- **Work to complete**
[a] Decide whether each statement agrees with the extract below: (i) Ms Fitty is 21 years old; (ii) the narrator accepts that Ms Fitty is depressed; (iii) on Monday the narrator was phoning the college with a work hat on. For each, answer yes or no and quote the extract's deciding words.
[b] Reproduce the wording of the extract below, from "So, now MsF" to "soon as possible.".

- **Extract**
'''

So, now MsF sts at home, unhappy and unqualified. But still committed to learning. And I, her carer, committed to supporting her to learn.

Estelle Morris, Charles Clarke, Ruth Kelly, Alan Johnson, Ed Balls, Michael Gove: Given a young person desperate to learn, and an educational system that each of you supervised and which has never wanted to educate her,  what do you suggest MsF should do?

Groundhog day: excluded for being ‘too ill.’ Again

So on Monday  they catch me. I’m ringing up Ms Fitty’s college with my work hat on but they grab me and tell me to swop headgear sharpish. They need to see me as soon as possible.

There’s a special tone that educationalists put in their voice when they’re fixing up a meeting to divest themselves of my Ms Fitty. I’ve heard it several times before..

We’ve already seen off  ‘She’s depressed‘ – which was last month’s  salvo aimed at her continuing education.  Ms Fitty’s not depressed. She’s pretty unhappy to be 21 and still have the college ringing up mum, and to be getting iller, and to be taking medication which isn’t working as it should, and having seizures on the bus and in the bath, and still toiling over level 2 qualifications  while her friends and siblings are scattered round the world finding themselves.

“Unhappy,” as we told the college “is not the same as depressed. Unhappy is only being aware your life is not as it should be” And, far from being unhappy,  she loves being at college.  Loved.

'''

Dataset entries
'''

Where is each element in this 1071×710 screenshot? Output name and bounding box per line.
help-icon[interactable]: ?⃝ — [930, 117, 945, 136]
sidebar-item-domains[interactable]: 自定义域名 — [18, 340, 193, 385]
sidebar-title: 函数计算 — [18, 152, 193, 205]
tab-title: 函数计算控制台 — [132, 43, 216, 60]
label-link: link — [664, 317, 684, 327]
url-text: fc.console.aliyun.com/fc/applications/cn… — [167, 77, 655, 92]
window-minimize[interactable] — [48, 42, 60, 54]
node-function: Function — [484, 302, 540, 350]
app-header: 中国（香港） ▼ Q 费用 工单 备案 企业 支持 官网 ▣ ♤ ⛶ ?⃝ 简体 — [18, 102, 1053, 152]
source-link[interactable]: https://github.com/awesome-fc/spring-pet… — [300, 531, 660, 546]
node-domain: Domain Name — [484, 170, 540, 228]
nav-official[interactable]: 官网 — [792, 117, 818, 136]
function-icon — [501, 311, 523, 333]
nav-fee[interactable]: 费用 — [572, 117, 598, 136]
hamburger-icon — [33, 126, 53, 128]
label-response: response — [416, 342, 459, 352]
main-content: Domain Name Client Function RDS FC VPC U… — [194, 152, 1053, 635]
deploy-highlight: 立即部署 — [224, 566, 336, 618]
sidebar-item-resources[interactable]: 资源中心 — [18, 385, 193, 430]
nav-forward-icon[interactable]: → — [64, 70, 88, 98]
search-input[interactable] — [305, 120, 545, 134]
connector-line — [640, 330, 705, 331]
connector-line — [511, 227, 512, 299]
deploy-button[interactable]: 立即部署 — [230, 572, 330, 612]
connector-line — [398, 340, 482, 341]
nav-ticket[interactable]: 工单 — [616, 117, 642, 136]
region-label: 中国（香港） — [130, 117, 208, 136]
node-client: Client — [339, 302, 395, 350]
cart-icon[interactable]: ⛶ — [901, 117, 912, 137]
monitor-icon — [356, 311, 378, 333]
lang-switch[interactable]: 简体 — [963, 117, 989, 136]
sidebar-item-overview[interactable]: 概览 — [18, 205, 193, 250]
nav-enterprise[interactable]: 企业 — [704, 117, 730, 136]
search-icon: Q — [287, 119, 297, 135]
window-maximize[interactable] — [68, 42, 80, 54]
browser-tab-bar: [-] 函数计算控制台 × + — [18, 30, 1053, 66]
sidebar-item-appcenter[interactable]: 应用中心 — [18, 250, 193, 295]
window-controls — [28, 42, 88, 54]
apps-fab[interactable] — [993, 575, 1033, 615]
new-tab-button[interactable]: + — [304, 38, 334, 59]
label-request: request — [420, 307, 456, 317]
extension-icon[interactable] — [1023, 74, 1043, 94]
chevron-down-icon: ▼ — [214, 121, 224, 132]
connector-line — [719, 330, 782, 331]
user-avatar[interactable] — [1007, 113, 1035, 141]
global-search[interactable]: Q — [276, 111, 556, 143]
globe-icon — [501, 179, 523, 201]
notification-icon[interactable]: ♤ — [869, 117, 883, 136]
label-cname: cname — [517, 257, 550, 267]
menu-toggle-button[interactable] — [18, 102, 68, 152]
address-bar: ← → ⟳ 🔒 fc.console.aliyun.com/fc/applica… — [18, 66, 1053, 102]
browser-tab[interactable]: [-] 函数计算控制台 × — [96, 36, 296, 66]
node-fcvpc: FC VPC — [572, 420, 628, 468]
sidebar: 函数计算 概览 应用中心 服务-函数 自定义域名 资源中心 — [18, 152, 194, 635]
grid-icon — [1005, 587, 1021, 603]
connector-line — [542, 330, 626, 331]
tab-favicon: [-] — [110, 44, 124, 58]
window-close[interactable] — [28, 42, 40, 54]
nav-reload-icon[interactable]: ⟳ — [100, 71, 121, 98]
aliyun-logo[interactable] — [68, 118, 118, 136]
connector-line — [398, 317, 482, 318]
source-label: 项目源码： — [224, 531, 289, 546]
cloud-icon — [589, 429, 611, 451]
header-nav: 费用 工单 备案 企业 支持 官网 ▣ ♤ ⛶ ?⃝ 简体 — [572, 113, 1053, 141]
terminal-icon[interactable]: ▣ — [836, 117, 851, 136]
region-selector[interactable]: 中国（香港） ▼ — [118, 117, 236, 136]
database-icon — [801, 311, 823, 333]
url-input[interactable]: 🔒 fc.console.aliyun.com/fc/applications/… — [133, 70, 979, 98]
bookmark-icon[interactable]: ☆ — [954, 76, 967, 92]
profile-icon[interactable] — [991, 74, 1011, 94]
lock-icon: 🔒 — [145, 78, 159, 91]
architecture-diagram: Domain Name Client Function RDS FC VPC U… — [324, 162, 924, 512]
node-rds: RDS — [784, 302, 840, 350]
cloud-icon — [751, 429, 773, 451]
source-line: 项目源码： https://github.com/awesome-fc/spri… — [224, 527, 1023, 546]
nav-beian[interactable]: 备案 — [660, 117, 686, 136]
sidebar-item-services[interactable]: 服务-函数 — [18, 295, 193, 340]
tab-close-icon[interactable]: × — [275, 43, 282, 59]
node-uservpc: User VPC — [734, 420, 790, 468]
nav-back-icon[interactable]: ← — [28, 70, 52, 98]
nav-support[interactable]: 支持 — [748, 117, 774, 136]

'''

- **Results of the exercise**
[a]
(i) Yes: "She’s pretty unhappy to be 21"
(ii) No: "Ms Fitty’s not depressed."
(iii) Yes: "I’m ringing up Ms Fitty’s college with my work hat on"

[b]
So, now MsF sts at home, unhappy and unqualified. But still committed to learning. And I, her carer, committed to supporting her to learn.

Estelle Morris, Charles Clarke, Ruth Kelly, Alan Johnson, Ed Balls, Michael Gove: Given a young person desperate to learn, and an educational system that each of you supervised and which has never wanted to educate her,  what do you suggest MsF should do?

Groundhog day: excluded for being ‘too ill.’ Again

So on Monday  they catch me. I’m ringing up Ms Fitty’s college with my work hat on but they grab me and tell me to swop headgear sharpish. They need to see me as soon as possible.